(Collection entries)
——————————

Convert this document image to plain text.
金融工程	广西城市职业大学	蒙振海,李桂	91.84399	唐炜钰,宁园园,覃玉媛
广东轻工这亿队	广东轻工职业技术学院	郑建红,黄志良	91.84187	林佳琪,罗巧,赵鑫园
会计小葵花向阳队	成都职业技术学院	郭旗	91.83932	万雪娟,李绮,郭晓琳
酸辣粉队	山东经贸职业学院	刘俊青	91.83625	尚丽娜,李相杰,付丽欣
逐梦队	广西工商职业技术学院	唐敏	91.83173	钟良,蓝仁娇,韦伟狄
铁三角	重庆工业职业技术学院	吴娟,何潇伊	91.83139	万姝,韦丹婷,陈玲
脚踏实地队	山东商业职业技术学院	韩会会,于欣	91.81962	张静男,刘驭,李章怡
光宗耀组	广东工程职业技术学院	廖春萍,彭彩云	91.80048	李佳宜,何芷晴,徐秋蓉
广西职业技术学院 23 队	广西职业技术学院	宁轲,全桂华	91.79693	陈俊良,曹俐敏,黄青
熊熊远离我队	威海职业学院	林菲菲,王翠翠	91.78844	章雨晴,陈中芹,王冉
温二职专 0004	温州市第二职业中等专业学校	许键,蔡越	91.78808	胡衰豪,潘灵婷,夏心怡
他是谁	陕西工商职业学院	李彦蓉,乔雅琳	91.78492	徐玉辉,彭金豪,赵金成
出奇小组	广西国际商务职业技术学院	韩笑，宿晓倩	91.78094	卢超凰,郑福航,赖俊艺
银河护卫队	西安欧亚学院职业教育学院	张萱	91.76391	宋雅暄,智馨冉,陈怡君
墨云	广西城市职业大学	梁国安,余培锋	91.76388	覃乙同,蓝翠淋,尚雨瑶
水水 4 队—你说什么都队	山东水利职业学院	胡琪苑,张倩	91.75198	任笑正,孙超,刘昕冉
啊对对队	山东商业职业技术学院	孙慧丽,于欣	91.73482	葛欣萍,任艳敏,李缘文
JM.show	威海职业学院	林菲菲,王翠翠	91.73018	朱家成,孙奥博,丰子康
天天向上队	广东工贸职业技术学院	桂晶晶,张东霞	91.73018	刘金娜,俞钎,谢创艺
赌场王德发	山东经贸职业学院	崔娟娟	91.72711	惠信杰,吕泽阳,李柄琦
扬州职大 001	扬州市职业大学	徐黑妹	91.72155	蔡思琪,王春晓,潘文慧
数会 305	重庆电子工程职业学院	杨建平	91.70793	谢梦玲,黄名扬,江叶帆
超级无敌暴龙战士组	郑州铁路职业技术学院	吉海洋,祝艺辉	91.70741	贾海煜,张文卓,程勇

——————————

### Work required
Extract each line from the listing that holds the word "山东经贸职业学院".

### Complete answer
酸辣粉队	山东经贸职业学院	刘俊青	91.83625	尚丽娜,李相杰,付丽欣
赌场王德发	山东经贸职业学院	崔娟娟	91.72711	惠信杰,吕泽阳,李柄琦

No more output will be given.